Pull out every line of the records that contains the string "mars", and copy each one in full.

| RECORD SET |
== == ==
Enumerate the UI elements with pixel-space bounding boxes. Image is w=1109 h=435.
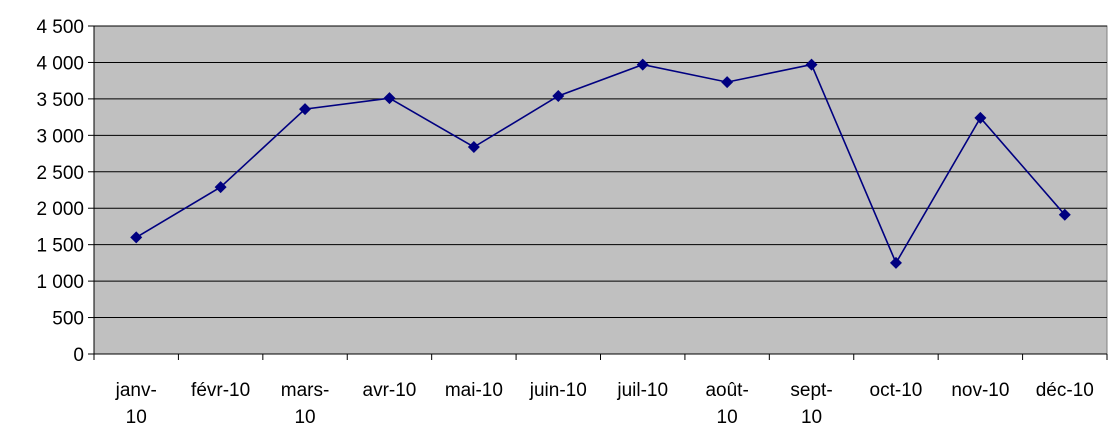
x-tick-label: janv-10 bbox=[115, 380, 157, 428]
gridlines bbox=[94, 25, 1107, 319]
y-tick-label: 4 000 bbox=[36, 53, 84, 74]
data-point-marker bbox=[299, 103, 312, 116]
y-tick-label: 3 500 bbox=[36, 90, 84, 111]
plot-area bbox=[93, 25, 1108, 355]
data-point-marker bbox=[721, 76, 734, 89]
x-tick-label: juin-10 bbox=[529, 380, 587, 401]
data-point-marker bbox=[1058, 208, 1071, 221]
y-tick-label: 500 bbox=[52, 309, 84, 330]
y-tick-label: 4 500 bbox=[36, 17, 84, 38]
x-tick-label: oct-10 bbox=[870, 380, 923, 401]
x-tick-label: mars-10 bbox=[281, 380, 330, 428]
x-tick-label: juil-10 bbox=[616, 380, 668, 401]
data-point-marker bbox=[636, 58, 649, 71]
y-tick-label: 1 500 bbox=[36, 236, 84, 257]
y-tick-label: 2 500 bbox=[36, 163, 84, 184]
y-tick-label: 0 bbox=[73, 345, 84, 366]
data-point-marker bbox=[130, 231, 143, 244]
series-line bbox=[135, 63, 1066, 265]
x-tick-label: mai-10 bbox=[445, 380, 503, 401]
data-point-marker bbox=[889, 256, 902, 269]
x-tick-labels: janv-10 févr-10 mars-10 avr-10 mai-10 juin-10… bbox=[115, 380, 1094, 428]
data-point-marker bbox=[383, 92, 396, 105]
x-tick-label: déc-10 bbox=[1036, 380, 1094, 401]
y-tick-label: 1 000 bbox=[36, 272, 84, 293]
data-point-marker bbox=[974, 111, 987, 124]
y-tick-label: 3 000 bbox=[36, 126, 84, 147]
data-point-marker bbox=[467, 140, 480, 153]
data-point-marker bbox=[552, 89, 565, 102]
data-point-marker bbox=[214, 181, 227, 194]
y-tick-label: 2 000 bbox=[36, 199, 84, 220]
data-point-marker bbox=[805, 58, 818, 71]
x-tick-label: août-10 bbox=[705, 380, 748, 428]
x-tick-label: sept-10 bbox=[790, 380, 832, 428]
y-tick-labels: 0 500 1 000 1 500 2 000 2 500 3 000 3 500 4 000 4… bbox=[36, 17, 94, 366]
data-points bbox=[130, 58, 1071, 269]
x-tick-label: avr-10 bbox=[363, 380, 417, 401]
x-tick-label: nov-10 bbox=[951, 380, 1009, 401]
x-tick-marks bbox=[93, 354, 1108, 360]
x-tick-label: févr-10 bbox=[191, 380, 250, 401]
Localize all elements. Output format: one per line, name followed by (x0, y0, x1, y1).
== == ==
| FULL RESPONSE |
x-tick-label: mars-10 bbox=[281, 380, 330, 428]
x-tick-labels: janv-10 févr-10 mars-10 avr-10 mai-10 juin-10… bbox=[115, 380, 1094, 428]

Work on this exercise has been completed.